Dataset entries
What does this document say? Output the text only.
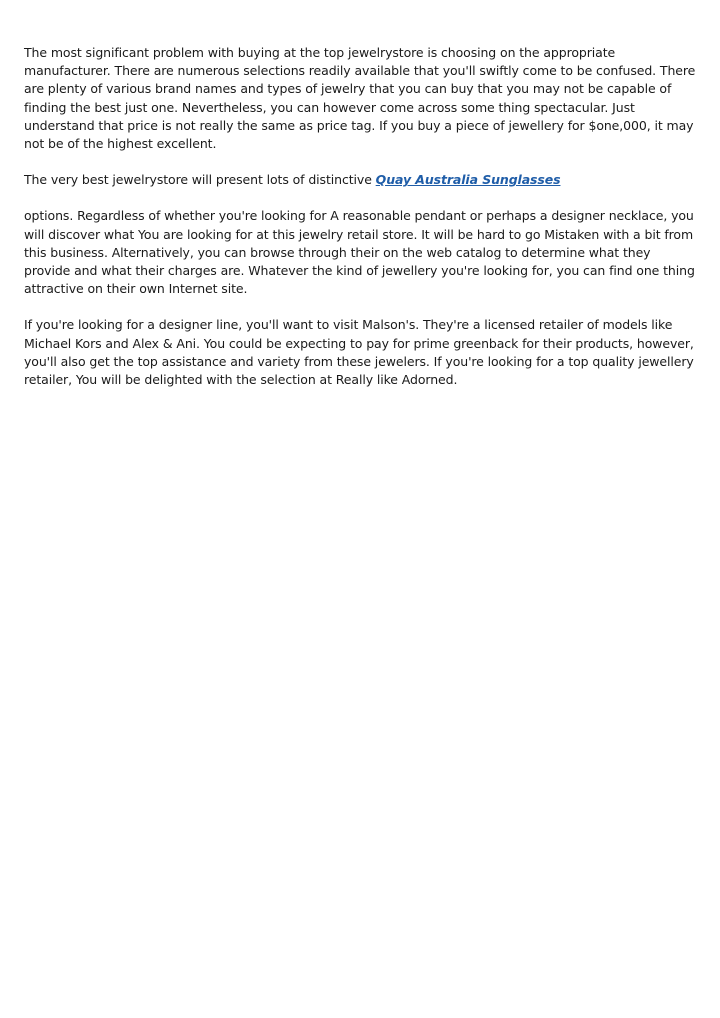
The most significant problem with buying at the top jewelrystore is choosing on the appropriate manufacturer. There are numerous selections readily available that you'll swiftly come to be confused. There are plenty of various brand names and types of jewelry that you can buy that you may not be capable of finding the best just one. Nevertheless, you can however come across some thing spectacular. Just understand that price is not really the same as price tag. If you buy a piece of jewellery for $one,000, it may not be of the highest excellent.

The very best jewelrystore will present lots of distinctive Quay Australia Sunglasses

options. Regardless of whether you're looking for A reasonable pendant or perhaps a designer necklace, you will discover what You are looking for at this jewelry retail store. It will be hard to go Mistaken with a bit from this business. Alternatively, you can browse through their on the web catalog to determine what they provide and what their charges are. Whatever the kind of jewellery you're looking for, you can find one thing attractive on their own Internet site.

If you're looking for a designer line, you'll want to visit Malson's. They're a licensed retailer of models like Michael Kors and Alex & Ani. You could be expecting to pay for prime greenback for their products, however, you'll also get the top assistance and variety from these jewelers. If you're looking for a top quality jewellery retailer, You will be delighted with the selection at Really like Adorned.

* **REQUIRED TASK**
Copy every record above exactly, leaving out the pictures.

* **SOLUTION TO THE EXERCISE**
What does this document say? Output the text only.
The most significant problem with buying at the top jewelrystore is choosing on the appropriate manufacturer. There are numerous selections readily available that you'll swiftly come to be confused. There are plenty of various brand names and types of jewelry that you can buy that you may not be capable of finding the best just one. Nevertheless, you can however come across some thing spectacular. Just understand that price is not really the same as price tag. If you buy a piece of jewellery for $one,000, it may not be of the highest excellent.

The very best jewelrystore will present lots of distinctive Quay Australia Sunglasses

options. Regardless of whether you're looking for A reasonable pendant or perhaps a designer necklace, you will discover what You are looking for at this jewelry retail store. It will be hard to go Mistaken with a bit from this business. Alternatively, you can browse through their on the web catalog to determine what they provide and what their charges are. Whatever the kind of jewellery you're looking for, you can find one thing attractive on their own Internet site.

If you're looking for a designer line, you'll want to visit Malson's. They're a licensed retailer of models like Michael Kors and Alex & Ani. You could be expecting to pay for prime greenback for their products, however, you'll also get the top assistance and variety from these jewelers. If you're looking for a top quality jewellery retailer, You will be delighted with the selection at Really like Adorned.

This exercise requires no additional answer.